▶ _ESTRATTO DEL TESTO_:
##############################

Gli studenti dell’indirizzo di chimica, articolazione Biotecnologie Ambientali dell’IIS Verona Trento, hanno avuto l’opportunità di approfondire un argomento di grande attualità: la produzione di bioplastiche completamente biodegradabili.
Dopo aver mosso i primi passi in questo campo nei laboratori scolastici, dove hanno sperimentato tecniche per la produzione di bioplastiche, gli studenti hanno partecipato a un incontro formativo presso il Dipartimento di Ingegneria dell’Università di Messina.
Le docenti universitarie Annamaria Visco e Cristina Scolaro hanno illustrato un progetto innovativo che utilizza scarti agroalimentari, come le trebbie della birra, per ottenere plastiche biodegradabili al 100%. L’incontro ha rappresentato una straordinaria occasione per gli studenti di confrontarsi con una realtà di ricerca avanzata, toccando con mano il legame tra scienza, innovazione e sostenibilità.
Il progetto, realizzato in collaborazione con importanti aziende locali, ha sottolineato il valore della sinergia tra istituzioni accademiche e realtà imprenditoriali nel promuovere soluzioni sostenibili. Questo esempio virtuoso ha offerto ai ragazzi un’importante lezione di vita: come la ricerca possa rispondere alle sfide della transizione ecologica, un tema cruciale nel contesto attuale.
L’incontro ha spinto gli studenti a riflettere sull’urgenza di un cambio di paradigma nelle attività umane, passando a modelli di sviluppo più rispettosi dell’ambiente. Per i futuri tecnici di biotecnologie ambientali, questa esperienza ha rappresentato un passo significativo nel loro percorso formativo, evidenziando le infinite possibilità che la scienza può offrire per migliorare il nostro rapporto con il pianeta.

##############################

(Voci del dataset)
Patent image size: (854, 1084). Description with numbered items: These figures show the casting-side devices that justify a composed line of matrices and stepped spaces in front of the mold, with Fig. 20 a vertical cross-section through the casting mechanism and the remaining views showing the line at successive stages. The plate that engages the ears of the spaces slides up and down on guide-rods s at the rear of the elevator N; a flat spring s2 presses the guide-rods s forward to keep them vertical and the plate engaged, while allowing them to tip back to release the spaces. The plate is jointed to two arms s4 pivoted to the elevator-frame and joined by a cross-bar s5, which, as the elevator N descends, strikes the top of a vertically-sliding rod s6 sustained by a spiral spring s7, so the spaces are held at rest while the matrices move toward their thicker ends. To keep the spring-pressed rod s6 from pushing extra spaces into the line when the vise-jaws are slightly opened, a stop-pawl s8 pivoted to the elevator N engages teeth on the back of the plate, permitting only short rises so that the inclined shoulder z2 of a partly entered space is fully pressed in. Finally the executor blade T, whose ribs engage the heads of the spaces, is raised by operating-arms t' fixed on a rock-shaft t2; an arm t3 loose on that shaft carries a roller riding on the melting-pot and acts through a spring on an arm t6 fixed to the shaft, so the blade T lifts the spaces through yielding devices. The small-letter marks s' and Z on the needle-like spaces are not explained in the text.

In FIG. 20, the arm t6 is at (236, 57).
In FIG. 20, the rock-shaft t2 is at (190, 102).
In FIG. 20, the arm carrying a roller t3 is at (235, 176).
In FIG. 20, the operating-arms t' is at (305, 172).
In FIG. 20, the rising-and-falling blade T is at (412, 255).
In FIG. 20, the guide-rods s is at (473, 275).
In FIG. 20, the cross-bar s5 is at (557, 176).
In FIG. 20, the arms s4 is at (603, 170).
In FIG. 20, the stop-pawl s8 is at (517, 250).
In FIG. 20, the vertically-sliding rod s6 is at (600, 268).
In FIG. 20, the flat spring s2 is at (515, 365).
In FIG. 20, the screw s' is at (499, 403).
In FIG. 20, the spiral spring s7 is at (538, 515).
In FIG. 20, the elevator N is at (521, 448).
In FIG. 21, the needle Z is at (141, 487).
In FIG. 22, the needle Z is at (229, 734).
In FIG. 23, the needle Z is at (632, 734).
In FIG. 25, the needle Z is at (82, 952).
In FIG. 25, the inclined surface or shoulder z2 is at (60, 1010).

##############################

▶ _CONSEGNA_: Quale scarto agroalimentare viene indicato come esempio nel testo sulle bioplastiche? Per favore, rispondi in poche parole.

▶ _SOLUZIONE ESERCIZIO_: Le trebbie della birra.